Convert the records, from their first line through the line containing "caret-icon bbox=[817, 250, 826, 256]", into a Markdown table with the columns Row and Entry. Omit any blank lines.

## Data:
____________________

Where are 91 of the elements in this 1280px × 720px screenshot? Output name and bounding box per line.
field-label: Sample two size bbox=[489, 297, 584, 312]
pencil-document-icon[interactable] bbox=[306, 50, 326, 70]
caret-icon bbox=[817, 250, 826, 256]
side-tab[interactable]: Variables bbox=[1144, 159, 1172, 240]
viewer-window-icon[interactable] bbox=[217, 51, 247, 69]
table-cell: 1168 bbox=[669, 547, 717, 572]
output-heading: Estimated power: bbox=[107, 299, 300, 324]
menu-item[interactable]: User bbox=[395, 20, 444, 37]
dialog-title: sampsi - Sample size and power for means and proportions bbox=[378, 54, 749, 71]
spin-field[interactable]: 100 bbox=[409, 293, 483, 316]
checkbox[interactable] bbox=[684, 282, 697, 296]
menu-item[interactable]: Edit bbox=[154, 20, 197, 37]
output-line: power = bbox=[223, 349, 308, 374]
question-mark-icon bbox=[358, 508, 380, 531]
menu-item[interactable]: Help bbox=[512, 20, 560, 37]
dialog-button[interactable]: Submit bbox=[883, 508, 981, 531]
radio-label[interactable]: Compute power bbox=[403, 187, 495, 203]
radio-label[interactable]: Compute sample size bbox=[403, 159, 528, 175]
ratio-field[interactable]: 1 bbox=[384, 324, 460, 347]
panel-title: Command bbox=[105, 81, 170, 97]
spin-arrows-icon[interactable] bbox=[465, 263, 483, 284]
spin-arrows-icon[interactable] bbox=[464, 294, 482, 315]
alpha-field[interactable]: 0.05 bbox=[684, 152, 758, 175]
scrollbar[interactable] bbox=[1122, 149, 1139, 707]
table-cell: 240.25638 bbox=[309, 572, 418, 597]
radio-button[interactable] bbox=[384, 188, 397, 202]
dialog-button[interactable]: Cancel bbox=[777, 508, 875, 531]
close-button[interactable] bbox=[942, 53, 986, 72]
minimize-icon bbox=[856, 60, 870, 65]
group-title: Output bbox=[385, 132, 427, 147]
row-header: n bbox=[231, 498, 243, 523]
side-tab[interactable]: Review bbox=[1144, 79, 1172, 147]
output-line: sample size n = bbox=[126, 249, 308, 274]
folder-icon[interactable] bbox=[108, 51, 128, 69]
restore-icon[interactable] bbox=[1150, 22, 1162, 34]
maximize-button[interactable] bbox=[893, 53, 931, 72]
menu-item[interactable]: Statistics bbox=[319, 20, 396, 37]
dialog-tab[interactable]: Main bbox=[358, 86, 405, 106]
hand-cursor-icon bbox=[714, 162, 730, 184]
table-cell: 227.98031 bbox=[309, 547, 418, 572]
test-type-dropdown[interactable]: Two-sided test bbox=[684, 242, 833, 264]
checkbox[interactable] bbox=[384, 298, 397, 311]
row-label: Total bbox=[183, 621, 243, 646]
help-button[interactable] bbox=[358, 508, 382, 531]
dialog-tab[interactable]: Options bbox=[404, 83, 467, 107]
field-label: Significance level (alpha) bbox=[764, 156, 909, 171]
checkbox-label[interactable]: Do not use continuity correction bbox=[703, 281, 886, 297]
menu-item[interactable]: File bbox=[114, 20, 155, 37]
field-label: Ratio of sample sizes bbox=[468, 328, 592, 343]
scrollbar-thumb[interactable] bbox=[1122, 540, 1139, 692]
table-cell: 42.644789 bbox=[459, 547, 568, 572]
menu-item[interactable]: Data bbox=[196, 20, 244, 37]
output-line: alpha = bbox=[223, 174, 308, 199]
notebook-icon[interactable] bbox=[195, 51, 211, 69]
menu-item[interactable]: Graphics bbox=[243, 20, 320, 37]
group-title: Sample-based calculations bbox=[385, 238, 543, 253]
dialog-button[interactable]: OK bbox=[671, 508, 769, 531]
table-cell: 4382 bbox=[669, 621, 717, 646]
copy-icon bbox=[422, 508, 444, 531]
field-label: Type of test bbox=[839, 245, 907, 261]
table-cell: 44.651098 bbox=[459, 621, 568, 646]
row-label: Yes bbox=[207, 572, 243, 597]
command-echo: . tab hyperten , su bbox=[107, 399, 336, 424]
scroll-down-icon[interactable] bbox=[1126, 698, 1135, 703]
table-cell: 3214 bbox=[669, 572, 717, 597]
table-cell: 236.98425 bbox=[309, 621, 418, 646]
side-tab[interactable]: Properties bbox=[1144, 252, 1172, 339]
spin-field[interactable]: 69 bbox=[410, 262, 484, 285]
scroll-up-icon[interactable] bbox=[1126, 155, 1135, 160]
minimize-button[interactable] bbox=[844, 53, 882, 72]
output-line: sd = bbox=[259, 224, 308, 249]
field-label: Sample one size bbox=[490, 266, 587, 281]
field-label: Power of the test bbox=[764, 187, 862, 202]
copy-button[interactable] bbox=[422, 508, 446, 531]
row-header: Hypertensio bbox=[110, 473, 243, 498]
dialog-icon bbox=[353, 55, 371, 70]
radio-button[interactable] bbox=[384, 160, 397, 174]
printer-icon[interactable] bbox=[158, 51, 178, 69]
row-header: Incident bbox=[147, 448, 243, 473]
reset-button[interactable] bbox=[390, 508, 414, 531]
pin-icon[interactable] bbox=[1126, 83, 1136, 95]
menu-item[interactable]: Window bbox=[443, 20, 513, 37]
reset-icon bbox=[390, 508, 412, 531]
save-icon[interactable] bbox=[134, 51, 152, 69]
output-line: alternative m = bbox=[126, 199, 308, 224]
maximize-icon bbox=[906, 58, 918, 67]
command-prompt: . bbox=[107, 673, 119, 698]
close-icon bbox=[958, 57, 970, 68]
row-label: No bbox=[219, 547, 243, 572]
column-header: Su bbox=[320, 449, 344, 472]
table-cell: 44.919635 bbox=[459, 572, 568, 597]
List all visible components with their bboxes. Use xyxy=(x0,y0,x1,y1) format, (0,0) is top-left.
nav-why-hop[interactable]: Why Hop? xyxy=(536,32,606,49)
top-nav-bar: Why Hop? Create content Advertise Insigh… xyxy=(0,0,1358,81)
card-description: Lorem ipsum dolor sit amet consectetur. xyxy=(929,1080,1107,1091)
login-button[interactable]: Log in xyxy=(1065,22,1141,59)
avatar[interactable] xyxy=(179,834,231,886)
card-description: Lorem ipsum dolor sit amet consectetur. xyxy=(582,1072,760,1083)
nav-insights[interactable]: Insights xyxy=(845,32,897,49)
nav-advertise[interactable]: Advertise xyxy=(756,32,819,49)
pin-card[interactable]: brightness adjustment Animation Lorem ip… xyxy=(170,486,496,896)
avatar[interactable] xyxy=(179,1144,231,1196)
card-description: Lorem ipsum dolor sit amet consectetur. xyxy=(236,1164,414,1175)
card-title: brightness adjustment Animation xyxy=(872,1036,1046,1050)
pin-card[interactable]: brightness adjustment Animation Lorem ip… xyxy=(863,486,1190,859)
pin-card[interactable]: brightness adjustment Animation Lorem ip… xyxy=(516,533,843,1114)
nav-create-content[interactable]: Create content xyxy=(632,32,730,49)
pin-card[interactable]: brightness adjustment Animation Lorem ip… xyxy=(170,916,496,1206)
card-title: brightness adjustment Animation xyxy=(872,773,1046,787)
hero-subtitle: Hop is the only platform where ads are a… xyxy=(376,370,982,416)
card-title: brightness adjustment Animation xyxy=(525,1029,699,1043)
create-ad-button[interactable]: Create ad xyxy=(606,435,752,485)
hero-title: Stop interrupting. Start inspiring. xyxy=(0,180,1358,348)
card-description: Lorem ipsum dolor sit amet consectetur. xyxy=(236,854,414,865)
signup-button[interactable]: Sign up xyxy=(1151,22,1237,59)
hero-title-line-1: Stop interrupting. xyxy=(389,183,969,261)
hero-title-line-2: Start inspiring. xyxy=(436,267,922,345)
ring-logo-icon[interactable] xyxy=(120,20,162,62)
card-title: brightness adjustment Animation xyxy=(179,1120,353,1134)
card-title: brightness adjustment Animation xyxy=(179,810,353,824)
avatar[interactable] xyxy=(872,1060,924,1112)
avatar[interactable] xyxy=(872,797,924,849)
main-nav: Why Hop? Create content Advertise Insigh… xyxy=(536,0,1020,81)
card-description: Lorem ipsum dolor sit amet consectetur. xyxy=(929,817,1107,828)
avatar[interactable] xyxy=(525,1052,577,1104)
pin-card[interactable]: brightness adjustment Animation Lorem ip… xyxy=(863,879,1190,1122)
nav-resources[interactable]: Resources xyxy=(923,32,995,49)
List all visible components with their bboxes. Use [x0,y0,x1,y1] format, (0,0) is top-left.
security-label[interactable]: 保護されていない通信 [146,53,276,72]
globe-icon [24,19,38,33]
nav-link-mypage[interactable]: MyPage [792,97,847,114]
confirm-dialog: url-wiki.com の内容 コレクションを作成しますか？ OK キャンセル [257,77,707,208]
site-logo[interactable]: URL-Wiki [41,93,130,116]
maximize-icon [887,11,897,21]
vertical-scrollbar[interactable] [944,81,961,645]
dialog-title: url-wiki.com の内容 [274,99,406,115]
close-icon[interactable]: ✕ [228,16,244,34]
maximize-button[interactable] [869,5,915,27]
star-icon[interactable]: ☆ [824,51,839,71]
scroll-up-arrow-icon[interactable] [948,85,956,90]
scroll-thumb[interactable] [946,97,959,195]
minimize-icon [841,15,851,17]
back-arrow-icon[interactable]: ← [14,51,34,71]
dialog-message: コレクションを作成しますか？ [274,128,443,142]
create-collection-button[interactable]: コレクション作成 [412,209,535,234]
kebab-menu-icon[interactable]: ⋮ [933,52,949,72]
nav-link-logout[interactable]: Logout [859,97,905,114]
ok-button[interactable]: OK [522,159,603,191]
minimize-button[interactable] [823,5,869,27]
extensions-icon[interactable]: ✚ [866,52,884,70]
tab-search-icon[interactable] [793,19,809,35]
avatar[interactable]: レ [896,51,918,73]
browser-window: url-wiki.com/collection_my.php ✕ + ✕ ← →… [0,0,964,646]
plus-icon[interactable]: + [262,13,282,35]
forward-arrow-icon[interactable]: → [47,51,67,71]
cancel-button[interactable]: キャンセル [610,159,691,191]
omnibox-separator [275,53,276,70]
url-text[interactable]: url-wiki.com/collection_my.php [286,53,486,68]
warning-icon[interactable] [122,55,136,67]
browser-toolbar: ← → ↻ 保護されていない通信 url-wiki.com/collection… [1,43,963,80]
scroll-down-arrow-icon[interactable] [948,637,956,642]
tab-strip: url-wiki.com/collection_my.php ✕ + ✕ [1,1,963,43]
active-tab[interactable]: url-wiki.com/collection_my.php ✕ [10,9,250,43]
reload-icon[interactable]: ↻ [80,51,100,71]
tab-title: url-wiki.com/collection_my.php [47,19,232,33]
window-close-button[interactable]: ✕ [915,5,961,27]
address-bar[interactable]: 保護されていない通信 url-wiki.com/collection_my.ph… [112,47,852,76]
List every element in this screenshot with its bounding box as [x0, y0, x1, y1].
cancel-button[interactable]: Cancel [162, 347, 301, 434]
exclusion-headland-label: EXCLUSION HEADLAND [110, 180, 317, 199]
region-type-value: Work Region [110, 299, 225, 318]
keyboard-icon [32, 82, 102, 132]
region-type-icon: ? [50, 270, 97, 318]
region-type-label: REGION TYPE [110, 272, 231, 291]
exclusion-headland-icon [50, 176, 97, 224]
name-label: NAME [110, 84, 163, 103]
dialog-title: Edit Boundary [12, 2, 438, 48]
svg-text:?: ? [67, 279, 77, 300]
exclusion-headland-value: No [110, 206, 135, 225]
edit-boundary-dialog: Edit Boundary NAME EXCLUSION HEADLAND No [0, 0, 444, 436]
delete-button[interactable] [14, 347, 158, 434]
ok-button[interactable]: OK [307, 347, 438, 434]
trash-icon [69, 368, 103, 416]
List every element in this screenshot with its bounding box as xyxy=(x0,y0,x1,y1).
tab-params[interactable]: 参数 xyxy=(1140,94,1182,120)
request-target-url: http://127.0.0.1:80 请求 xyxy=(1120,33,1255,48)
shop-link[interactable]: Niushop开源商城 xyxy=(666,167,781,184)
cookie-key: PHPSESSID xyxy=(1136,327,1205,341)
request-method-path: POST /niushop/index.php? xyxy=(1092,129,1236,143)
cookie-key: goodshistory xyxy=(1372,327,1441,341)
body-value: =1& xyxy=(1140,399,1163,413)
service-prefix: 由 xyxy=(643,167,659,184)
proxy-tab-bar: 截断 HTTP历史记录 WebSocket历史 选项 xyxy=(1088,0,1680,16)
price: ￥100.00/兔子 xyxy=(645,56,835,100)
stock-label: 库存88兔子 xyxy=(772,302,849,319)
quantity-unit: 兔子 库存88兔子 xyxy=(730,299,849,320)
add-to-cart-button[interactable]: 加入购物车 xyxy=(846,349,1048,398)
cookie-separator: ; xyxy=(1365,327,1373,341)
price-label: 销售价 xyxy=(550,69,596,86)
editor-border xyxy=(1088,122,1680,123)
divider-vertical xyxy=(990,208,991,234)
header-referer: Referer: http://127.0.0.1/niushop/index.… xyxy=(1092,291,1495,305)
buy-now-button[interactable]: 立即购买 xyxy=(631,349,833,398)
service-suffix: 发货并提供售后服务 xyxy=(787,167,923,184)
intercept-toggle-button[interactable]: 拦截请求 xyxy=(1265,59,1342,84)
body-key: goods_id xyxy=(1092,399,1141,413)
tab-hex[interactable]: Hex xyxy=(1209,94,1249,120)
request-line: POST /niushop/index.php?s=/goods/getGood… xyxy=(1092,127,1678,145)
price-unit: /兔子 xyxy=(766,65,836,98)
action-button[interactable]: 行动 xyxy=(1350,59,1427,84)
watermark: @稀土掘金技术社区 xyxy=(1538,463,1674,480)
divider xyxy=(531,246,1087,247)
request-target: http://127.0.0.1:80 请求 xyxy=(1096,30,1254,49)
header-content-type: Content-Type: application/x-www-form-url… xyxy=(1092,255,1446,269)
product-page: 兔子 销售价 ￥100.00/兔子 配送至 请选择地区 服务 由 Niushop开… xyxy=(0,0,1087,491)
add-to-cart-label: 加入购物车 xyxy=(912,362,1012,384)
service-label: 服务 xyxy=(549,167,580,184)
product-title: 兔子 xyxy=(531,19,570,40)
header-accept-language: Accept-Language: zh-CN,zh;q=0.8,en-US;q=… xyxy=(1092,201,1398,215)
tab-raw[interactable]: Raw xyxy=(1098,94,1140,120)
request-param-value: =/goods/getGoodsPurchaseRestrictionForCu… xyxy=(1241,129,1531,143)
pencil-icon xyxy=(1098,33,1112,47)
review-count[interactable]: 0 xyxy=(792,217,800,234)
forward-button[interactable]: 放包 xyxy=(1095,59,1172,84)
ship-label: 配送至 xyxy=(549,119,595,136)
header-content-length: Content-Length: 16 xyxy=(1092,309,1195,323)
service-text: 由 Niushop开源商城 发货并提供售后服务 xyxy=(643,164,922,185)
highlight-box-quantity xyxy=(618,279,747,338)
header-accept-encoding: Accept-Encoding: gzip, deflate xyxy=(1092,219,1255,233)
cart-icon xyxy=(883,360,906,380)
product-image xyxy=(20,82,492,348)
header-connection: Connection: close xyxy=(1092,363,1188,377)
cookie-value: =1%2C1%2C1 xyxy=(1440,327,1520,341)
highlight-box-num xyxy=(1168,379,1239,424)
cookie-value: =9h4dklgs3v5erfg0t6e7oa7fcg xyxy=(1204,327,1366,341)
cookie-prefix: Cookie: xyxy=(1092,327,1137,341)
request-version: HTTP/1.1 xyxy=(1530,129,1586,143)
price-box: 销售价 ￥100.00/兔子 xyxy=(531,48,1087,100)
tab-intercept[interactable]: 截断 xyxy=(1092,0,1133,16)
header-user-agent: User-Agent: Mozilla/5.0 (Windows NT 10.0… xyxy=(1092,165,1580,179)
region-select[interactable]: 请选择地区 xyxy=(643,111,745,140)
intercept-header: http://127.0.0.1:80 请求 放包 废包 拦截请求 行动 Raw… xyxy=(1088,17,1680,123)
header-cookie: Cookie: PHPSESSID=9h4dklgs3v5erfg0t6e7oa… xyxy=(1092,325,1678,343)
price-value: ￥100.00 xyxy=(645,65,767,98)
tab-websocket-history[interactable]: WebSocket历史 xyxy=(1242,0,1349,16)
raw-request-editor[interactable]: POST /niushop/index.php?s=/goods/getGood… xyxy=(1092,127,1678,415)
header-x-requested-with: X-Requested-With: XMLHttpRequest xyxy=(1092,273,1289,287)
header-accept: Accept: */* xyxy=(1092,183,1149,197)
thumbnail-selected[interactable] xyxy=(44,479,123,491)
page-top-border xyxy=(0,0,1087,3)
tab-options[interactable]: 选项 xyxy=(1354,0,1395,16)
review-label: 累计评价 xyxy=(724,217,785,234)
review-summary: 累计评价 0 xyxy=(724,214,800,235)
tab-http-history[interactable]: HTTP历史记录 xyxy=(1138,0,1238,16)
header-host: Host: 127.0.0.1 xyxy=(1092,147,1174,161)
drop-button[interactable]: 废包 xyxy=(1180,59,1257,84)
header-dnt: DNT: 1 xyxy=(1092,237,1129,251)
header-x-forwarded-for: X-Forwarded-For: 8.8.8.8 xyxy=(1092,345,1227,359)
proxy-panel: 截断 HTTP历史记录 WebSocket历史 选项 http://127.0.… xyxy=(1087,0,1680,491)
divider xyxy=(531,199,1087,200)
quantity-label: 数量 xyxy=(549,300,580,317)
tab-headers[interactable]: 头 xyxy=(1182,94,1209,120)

____________________

## Output for this task:
| Row | Entry |
|---|---|
| 1 | Where are 91 of the elements in this 1280px × 720px screenshot? Output name and bounding box per line. |
| 2 | field-label: Sample two size bbox=[489, 297, 584, 312] |
| 3 | pencil-document-icon[interactable] bbox=[306, 50, 326, 70] |
| 4 | caret-icon bbox=[817, 250, 826, 256] |